**Short problem**
All entries must be extracted exactly, with nothing added or dropped.

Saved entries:
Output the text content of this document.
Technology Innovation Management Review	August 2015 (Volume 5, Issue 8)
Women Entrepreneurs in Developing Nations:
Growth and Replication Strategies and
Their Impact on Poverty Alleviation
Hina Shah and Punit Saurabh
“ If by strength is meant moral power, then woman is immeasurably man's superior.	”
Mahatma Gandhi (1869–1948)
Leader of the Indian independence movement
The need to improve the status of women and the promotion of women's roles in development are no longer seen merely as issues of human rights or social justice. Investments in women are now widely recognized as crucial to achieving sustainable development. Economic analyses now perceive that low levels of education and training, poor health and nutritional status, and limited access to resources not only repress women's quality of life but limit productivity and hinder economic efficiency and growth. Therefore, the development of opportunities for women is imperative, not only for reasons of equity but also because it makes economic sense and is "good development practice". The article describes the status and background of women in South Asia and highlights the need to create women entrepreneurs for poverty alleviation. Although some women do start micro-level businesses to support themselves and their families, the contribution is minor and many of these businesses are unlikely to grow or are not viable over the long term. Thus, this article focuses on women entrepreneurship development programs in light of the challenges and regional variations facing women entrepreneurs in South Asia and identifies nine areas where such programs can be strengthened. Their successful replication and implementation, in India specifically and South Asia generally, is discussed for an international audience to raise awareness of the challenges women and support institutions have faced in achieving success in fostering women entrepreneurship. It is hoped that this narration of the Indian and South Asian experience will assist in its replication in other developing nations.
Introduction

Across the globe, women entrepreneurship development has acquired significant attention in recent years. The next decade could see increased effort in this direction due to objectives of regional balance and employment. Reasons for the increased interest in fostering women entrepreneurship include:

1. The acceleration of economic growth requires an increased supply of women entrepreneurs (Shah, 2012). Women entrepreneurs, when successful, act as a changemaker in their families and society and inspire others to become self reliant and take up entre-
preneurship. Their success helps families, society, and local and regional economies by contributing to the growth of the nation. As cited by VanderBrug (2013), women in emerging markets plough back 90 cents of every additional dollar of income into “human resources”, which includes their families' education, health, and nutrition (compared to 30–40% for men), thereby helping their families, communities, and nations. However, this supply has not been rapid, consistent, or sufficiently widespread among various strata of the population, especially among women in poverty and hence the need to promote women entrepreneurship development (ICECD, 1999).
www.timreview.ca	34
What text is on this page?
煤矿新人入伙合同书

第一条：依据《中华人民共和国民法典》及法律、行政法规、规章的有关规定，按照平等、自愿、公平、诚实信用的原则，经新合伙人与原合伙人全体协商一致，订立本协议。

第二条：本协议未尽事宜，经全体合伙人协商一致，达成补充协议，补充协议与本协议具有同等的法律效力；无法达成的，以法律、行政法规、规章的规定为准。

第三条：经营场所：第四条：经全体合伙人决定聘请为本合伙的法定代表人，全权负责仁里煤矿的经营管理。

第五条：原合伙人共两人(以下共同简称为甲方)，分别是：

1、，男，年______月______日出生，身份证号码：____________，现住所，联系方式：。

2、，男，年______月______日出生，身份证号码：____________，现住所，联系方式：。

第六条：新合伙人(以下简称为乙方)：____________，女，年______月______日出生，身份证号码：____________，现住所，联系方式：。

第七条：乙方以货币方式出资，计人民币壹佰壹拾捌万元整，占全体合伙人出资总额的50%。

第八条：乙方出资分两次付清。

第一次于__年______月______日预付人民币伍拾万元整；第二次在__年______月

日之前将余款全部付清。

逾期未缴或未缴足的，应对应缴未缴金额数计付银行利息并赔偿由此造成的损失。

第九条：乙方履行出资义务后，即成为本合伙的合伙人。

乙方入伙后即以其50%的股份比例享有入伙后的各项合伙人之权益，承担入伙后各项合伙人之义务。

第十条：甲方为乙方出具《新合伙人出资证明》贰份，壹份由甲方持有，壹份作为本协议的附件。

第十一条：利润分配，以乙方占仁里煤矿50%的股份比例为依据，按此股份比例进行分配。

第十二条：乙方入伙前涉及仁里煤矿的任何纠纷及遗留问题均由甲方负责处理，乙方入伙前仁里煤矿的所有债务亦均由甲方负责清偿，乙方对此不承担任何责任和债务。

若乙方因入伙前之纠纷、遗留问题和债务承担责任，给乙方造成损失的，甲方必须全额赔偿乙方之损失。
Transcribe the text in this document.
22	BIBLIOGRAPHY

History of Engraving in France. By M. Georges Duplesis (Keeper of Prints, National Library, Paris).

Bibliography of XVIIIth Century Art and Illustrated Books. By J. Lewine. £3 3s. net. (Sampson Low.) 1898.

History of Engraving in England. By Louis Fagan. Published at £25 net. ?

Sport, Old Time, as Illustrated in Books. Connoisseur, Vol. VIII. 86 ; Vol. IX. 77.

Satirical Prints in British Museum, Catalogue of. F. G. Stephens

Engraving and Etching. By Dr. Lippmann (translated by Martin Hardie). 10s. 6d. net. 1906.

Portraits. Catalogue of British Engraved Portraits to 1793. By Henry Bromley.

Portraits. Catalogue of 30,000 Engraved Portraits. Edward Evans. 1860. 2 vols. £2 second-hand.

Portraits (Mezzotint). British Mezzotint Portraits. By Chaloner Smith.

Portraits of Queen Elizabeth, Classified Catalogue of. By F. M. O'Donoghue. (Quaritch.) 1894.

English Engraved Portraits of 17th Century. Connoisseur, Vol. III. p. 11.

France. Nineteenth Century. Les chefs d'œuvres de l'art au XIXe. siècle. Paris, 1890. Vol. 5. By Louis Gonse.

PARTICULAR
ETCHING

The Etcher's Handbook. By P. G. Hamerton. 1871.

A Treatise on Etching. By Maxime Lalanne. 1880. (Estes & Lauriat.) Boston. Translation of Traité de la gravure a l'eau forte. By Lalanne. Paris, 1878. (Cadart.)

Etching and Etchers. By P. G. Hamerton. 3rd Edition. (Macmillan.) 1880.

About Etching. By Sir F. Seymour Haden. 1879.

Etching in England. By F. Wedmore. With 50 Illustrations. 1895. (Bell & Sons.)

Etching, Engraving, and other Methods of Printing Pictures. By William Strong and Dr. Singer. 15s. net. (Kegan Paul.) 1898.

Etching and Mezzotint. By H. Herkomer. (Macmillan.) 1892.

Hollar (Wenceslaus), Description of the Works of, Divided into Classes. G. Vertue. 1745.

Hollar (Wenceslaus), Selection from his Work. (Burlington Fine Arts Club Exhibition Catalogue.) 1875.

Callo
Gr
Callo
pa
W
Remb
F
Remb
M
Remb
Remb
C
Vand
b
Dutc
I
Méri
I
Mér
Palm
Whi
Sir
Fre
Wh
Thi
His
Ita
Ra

**Finished answer**
Output the text content of this document.
Technology Innovation Management Review	August 2015 (Volume 5, Issue 8)
Women Entrepreneurs in Developing Nations:
Growth and Replication Strategies and
Their Impact on Poverty Alleviation
Hina Shah and Punit Saurabh
“ If by strength is meant moral power, then woman is immeasurably man's superior.	”
Mahatma Gandhi (1869–1948)
Leader of the Indian independence movement
The need to improve the status of women and the promotion of women's roles in development are no longer seen merely as issues of human rights or social justice. Investments in women are now widely recognized as crucial to achieving sustainable development. Economic analyses now perceive that low levels of education and training, poor health and nutritional status, and limited access to resources not only repress women's quality of life but limit productivity and hinder economic efficiency and growth. Therefore, the development of opportunities for women is imperative, not only for reasons of equity but also because it makes economic sense and is "good development practice". The article describes the status and background of women in South Asia and highlights the need to create women entrepreneurs for poverty alleviation. Although some women do start micro-level businesses to support themselves and their families, the contribution is minor and many of these businesses are unlikely to grow or are not viable over the long term. Thus, this article focuses on women entrepreneurship development programs in light of the challenges and regional variations facing women entrepreneurs in South Asia and identifies nine areas where such programs can be strengthened. Their successful replication and implementation, in India specifically and South Asia generally, is discussed for an international audience to raise awareness of the challenges women and support institutions have faced in achieving success in fostering women entrepreneurship. It is hoped that this narration of the Indian and South Asian experience will assist in its replication in other developing nations.
Introduction

Across the globe, women entrepreneurship development has acquired significant attention in recent years. The next decade could see increased effort in this direction due to objectives of regional balance and employment. Reasons for the increased interest in fostering women entrepreneurship include:

1. The acceleration of economic growth requires an increased supply of women entrepreneurs (Shah, 2012). Women entrepreneurs, when successful, act as a changemaker in their families and society and inspire others to become self reliant and take up entre-
preneurship. Their success helps families, society, and local and regional economies by contributing to the growth of the nation. As cited by VanderBrug (2013), women in emerging markets plough back 90 cents of every additional dollar of income into “human resources”, which includes their families' education, health, and nutrition (compared to 30–40% for men), thereby helping their families, communities, and nations. However, this supply has not been rapid, consistent, or sufficiently widespread among various strata of the population, especially among women in poverty and hence the need to promote women entrepreneurship development (ICECD, 1999).
www.timreview.ca	34
What text is on this page?
煤矿新人入伙合同书

第一条：依据《中华人民共和国民法典》及法律、行政法规、规章的有关规定，按照平等、自愿、公平、诚实信用的原则，经新合伙人与原合伙人全体协商一致，订立本协议。

第二条：本协议未尽事宜，经全体合伙人协商一致，达成补充协议，补充协议与本协议具有同等的法律效力；无法达成的，以法律、行政法规、规章的规定为准。

第三条：经营场所：第四条：经全体合伙人决定聘请为本合伙的法定代表人，全权负责仁里煤矿的经营管理。

第五条：原合伙人共两人(以下共同简称为甲方)，分别是：

1、，男，年______月______日出生，身份证号码：____________，现住所，联系方式：。

2、，男，年______月______日出生，身份证号码：____________，现住所，联系方式：。

第六条：新合伙人(以下简称为乙方)：____________，女，年______月______日出生，身份证号码：____________，现住所，联系方式：。

第七条：乙方以货币方式出资，计人民币壹佰壹拾捌万元整，占全体合伙人出资总额的50%。

第八条：乙方出资分两次付清。

第一次于__年______月______日预付人民币伍拾万元整；第二次在__年______月

日之前将余款全部付清。

逾期未缴或未缴足的，应对应缴未缴金额数计付银行利息并赔偿由此造成的损失。

第九条：乙方履行出资义务后，即成为本合伙的合伙人。

乙方入伙后即以其50%的股份比例享有入伙后的各项合伙人之权益，承担入伙后各项合伙人之义务。

第十条：甲方为乙方出具《新合伙人出资证明》贰份，壹份由甲方持有，壹份作为本协议的附件。

第十一条：利润分配，以乙方占仁里煤矿50%的股份比例为依据，按此股份比例进行分配。

第十二条：乙方入伙前涉及仁里煤矿的任何纠纷及遗留问题均由甲方负责处理，乙方入伙前仁里煤矿的所有债务亦均由甲方负责清偿，乙方对此不承担任何责任和债务。

若乙方因入伙前之纠纷、遗留问题和债务承担责任，给乙方造成损失的，甲方必须全额赔偿乙方之损失。
Transcribe the text in this document.
22	BIBLIOGRAPHY

History of Engraving in France. By M. Georges Duplesis (Keeper of Prints, National Library, Paris).

Bibliography of XVIIIth Century Art and Illustrated Books. By J. Lewine. £3 3s. net. (Sampson Low.) 1898.

History of Engraving in England. By Louis Fagan. Published at £25 net. ?

Sport, Old Time, as Illustrated in Books. Connoisseur, Vol. VIII. 86 ; Vol. IX. 77.

Satirical Prints in British Museum, Catalogue of. F. G. Stephens

Engraving and Etching. By Dr. Lippmann (translated by Martin Hardie). 10s. 6d. net. 1906.

Portraits. Catalogue of British Engraved Portraits to 1793. By Henry Bromley.

Portraits. Catalogue of 30,000 Engraved Portraits. Edward Evans. 1860. 2 vols. £2 second-hand.

Portraits (Mezzotint). British Mezzotint Portraits. By Chaloner Smith.

Portraits of Queen Elizabeth, Classified Catalogue of. By F. M. O'Donoghue. (Quaritch.) 1894.

English Engraved Portraits of 17th Century. Connoisseur, Vol. III. p. 11.

France. Nineteenth Century. Les chefs d'œuvres de l'art au XIXe. siècle. Paris, 1890. Vol. 5. By Louis Gonse.

PARTICULAR
ETCHING

The Etcher's Handbook. By P. G. Hamerton. 1871.

A Treatise on Etching. By Maxime Lalanne. 1880. (Estes & Lauriat.) Boston. Translation of Traité de la gravure a l'eau forte. By Lalanne. Paris, 1878. (Cadart.)

Etching and Etchers. By P. G. Hamerton. 3rd Edition. (Macmillan.) 1880.

About Etching. By Sir F. Seymour Haden. 1879.

Etching in England. By F. Wedmore. With 50 Illustrations. 1895. (Bell & Sons.)

Etching, Engraving, and other Methods of Printing Pictures. By William Strong and Dr. Singer. 15s. net. (Kegan Paul.) 1898.

Etching and Mezzotint. By H. Herkomer. (Macmillan.) 1892.

Hollar (Wenceslaus), Description of the Works of, Divided into Classes. G. Vertue. 1745.

Hollar (Wenceslaus), Selection from his Work. (Burlington Fine Arts Club Exhibition Catalogue.) 1875.

Callo
Gr
Callo
pa
W
Remb
F
Remb
M
Remb
Remb
C
Vand
b
Dutc
I
Méri
I
Mér
Palm
Whi
Sir
Fre
Wh
Thi
His
Ita
Ra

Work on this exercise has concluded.